- [INSTRUCTIONS TO FOLLOW]:
Copy every line of the material below word for word.

- [RECORDS FOR THIS EXERCISE]:

■ ■ ■ ■ ■ ■ ■

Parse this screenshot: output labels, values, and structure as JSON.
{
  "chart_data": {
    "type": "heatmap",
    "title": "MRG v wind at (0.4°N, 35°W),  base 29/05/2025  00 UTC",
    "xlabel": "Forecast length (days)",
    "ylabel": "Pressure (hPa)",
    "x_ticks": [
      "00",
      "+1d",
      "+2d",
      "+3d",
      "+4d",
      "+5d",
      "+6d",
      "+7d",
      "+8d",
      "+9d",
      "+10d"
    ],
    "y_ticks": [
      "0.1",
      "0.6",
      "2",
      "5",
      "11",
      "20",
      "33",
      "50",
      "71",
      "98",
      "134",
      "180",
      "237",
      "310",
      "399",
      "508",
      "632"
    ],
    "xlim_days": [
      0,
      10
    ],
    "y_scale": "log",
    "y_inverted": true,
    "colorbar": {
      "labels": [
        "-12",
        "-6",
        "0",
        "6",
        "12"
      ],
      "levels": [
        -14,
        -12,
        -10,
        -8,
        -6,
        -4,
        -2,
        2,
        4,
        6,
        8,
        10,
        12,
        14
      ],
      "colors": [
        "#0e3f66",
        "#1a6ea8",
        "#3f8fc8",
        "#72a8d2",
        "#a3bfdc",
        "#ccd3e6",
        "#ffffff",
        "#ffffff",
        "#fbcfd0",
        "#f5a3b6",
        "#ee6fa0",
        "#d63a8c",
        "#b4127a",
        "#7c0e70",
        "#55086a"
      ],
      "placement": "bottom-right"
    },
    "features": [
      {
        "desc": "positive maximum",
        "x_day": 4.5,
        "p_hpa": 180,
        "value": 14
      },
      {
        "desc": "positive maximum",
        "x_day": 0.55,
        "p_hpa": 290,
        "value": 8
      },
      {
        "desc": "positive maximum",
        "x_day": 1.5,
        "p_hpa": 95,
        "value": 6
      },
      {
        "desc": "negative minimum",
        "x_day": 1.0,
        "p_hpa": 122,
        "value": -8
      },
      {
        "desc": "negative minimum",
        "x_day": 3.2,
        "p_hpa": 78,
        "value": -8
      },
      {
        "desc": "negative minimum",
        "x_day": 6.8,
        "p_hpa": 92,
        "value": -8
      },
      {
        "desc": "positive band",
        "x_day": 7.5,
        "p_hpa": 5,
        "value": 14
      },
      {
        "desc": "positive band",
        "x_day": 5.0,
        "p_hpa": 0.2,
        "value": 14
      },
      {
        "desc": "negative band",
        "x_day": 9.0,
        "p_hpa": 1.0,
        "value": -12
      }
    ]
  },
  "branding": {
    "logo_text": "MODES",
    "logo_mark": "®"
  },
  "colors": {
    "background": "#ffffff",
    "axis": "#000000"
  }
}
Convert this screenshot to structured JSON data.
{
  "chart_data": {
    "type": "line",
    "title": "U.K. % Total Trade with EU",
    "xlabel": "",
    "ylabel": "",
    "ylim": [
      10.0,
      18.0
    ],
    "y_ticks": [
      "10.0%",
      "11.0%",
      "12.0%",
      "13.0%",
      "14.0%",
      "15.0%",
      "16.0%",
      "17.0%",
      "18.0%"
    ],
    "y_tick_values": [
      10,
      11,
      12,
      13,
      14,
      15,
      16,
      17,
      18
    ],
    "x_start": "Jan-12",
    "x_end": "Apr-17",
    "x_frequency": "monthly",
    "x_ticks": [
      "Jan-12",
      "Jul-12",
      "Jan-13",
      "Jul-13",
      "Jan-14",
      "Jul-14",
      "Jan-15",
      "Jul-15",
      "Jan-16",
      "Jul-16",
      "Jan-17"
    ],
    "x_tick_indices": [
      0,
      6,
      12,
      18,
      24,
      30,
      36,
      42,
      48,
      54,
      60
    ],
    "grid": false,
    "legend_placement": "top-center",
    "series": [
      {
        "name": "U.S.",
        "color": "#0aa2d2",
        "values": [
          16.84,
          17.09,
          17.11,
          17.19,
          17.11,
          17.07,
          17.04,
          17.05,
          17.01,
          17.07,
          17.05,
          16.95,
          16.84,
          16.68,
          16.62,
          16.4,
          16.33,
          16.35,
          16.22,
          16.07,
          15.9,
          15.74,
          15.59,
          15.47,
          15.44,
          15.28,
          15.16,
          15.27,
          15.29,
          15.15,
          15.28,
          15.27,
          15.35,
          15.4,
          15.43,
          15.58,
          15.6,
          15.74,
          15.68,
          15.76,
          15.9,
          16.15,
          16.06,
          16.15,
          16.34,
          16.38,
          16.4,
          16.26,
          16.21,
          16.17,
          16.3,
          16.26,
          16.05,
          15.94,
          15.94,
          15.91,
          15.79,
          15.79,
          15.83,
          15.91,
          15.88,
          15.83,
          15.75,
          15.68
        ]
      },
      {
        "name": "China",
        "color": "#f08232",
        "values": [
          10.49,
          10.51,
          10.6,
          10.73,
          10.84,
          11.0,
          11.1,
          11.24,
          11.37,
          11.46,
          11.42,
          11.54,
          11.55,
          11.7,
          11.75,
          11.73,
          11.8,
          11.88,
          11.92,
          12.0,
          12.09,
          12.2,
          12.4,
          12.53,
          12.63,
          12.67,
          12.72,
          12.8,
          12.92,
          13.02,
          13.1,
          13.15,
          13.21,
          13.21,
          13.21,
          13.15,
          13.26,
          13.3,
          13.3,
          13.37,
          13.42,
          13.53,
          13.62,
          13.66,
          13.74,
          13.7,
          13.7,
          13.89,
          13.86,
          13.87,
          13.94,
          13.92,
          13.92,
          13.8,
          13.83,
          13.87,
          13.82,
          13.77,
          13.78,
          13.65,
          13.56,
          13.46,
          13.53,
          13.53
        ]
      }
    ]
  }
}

■ ■ ■ ■ ■ ■ ■

- [THE RESULT]:
Parse this screenshot: output labels, values, and structure as JSON.
{
  "chart_data": {
    "type": "heatmap",
    "title": "MRG v wind at (0.4°N, 35°W),  base 29/05/2025  00 UTC",
    "xlabel": "Forecast length (days)",
    "ylabel": "Pressure (hPa)",
    "x_ticks": [
      "00",
      "+1d",
      "+2d",
      "+3d",
      "+4d",
      "+5d",
      "+6d",
      "+7d",
      "+8d",
      "+9d",
      "+10d"
    ],
    "y_ticks": [
      "0.1",
      "0.6",
      "2",
      "5",
      "11",
      "20",
      "33",
      "50",
      "71",
      "98",
      "134",
      "180",
      "237",
      "310",
      "399",
      "508",
      "632"
    ],
    "xlim_days": [
      0,
      10
    ],
    "y_scale": "log",
    "y_inverted": true,
    "colorbar": {
      "labels": [
        "-12",
        "-6",
        "0",
        "6",
        "12"
      ],
      "levels": [
        -14,
        -12,
        -10,
        -8,
        -6,
        -4,
        -2,
        2,
        4,
        6,
        8,
        10,
        12,
        14
      ],
      "colors": [
        "#0e3f66",
        "#1a6ea8",
        "#3f8fc8",
        "#72a8d2",
        "#a3bfdc",
        "#ccd3e6",
        "#ffffff",
        "#ffffff",
        "#fbcfd0",
        "#f5a3b6",
        "#ee6fa0",
        "#d63a8c",
        "#b4127a",
        "#7c0e70",
        "#55086a"
      ],
      "placement": "bottom-right"
    },
    "features": [
      {
        "desc": "positive maximum",
        "x_day": 4.5,
        "p_hpa": 180,
        "value": 14
      },
      {
        "desc": "positive maximum",
        "x_day": 0.55,
        "p_hpa": 290,
        "value": 8
      },
      {
        "desc": "positive maximum",
        "x_day": 1.5,
        "p_hpa": 95,
        "value": 6
      },
      {
        "desc": "negative minimum",
        "x_day": 1.0,
        "p_hpa": 122,
        "value": -8
      },
      {
        "desc": "negative minimum",
        "x_day": 3.2,
        "p_hpa": 78,
        "value": -8
      },
      {
        "desc": "negative minimum",
        "x_day": 6.8,
        "p_hpa": 92,
        "value": -8
      },
      {
        "desc": "positive band",
        "x_day": 7.5,
        "p_hpa": 5,
        "value": 14
      },
      {
        "desc": "positive band",
        "x_day": 5.0,
        "p_hpa": 0.2,
        "value": 14
      },
      {
        "desc": "negative band",
        "x_day": 9.0,
        "p_hpa": 1.0,
        "value": -12
      }
    ]
  },
  "branding": {
    "logo_text": "MODES",
    "logo_mark": "®"
  },
  "colors": {
    "background": "#ffffff",
    "axis": "#000000"
  }
}
Convert this screenshot to structured JSON data.
{
  "chart_data": {
    "type": "line",
    "title": "U.K. % Total Trade with EU",
    "xlabel": "",
    "ylabel": "",
    "ylim": [
      10.0,
      18.0
    ],
    "y_ticks": [
      "10.0%",
      "11.0%",
      "12.0%",
      "13.0%",
      "14.0%",
      "15.0%",
      "16.0%",
      "17.0%",
      "18.0%"
    ],
    "y_tick_values": [
      10,
      11,
      12,
      13,
      14,
      15,
      16,
      17,
      18
    ],
    "x_start": "Jan-12",
    "x_end": "Apr-17",
    "x_frequency": "monthly",
    "x_ticks": [
      "Jan-12",
      "Jul-12",
      "Jan-13",
      "Jul-13",
      "Jan-14",
      "Jul-14",
      "Jan-15",
      "Jul-15",
      "Jan-16",
      "Jul-16",
      "Jan-17"
    ],
    "x_tick_indices": [
      0,
      6,
      12,
      18,
      24,
      30,
      36,
      42,
      48,
      54,
      60
    ],
    "grid": false,
    "legend_placement": "top-center",
    "series": [
      {
        "name": "U.S.",
        "color": "#0aa2d2",
        "values": [
          16.84,
          17.09,
          17.11,
          17.19,
          17.11,
          17.07,
          17.04,
          17.05,
          17.01,
          17.07,
          17.05,
          16.95,
          16.84,
          16.68,
          16.62,
          16.4,
          16.33,
          16.35,
          16.22,
          16.07,
          15.9,
          15.74,
          15.59,
          15.47,
          15.44,
          15.28,
          15.16,
          15.27,
          15.29,
          15.15,
          15.28,
          15.27,
          15.35,
          15.4,
          15.43,
          15.58,
          15.6,
          15.74,
          15.68,
          15.76,
          15.9,
          16.15,
          16.06,
          16.15,
          16.34,
          16.38,
          16.4,
          16.26,
          16.21,
          16.17,
          16.3,
          16.26,
          16.05,
          15.94,
          15.94,
          15.91,
          15.79,
          15.79,
          15.83,
          15.91,
          15.88,
          15.83,
          15.75,
          15.68
        ]
      },
      {
        "name": "China",
        "color": "#f08232",
        "values": [
          10.49,
          10.51,
          10.6,
          10.73,
          10.84,
          11.0,
          11.1,
          11.24,
          11.37,
          11.46,
          11.42,
          11.54,
          11.55,
          11.7,
          11.75,
          11.73,
          11.8,
          11.88,
          11.92,
          12.0,
          12.09,
          12.2,
          12.4,
          12.53,
          12.63,
          12.67,
          12.72,
          12.8,
          12.92,
          13.02,
          13.1,
          13.15,
          13.21,
          13.21,
          13.21,
          13.15,
          13.26,
          13.3,
          13.3,
          13.37,
          13.42,
          13.53,
          13.62,
          13.66,
          13.74,
          13.7,
          13.7,
          13.89,
          13.86,
          13.87,
          13.94,
          13.92,
          13.92,
          13.8,
          13.83,
          13.87,
          13.82,
          13.77,
          13.78,
          13.65,
          13.56,
          13.46,
          13.53,
          13.53
        ]
      }
    ]
  }
}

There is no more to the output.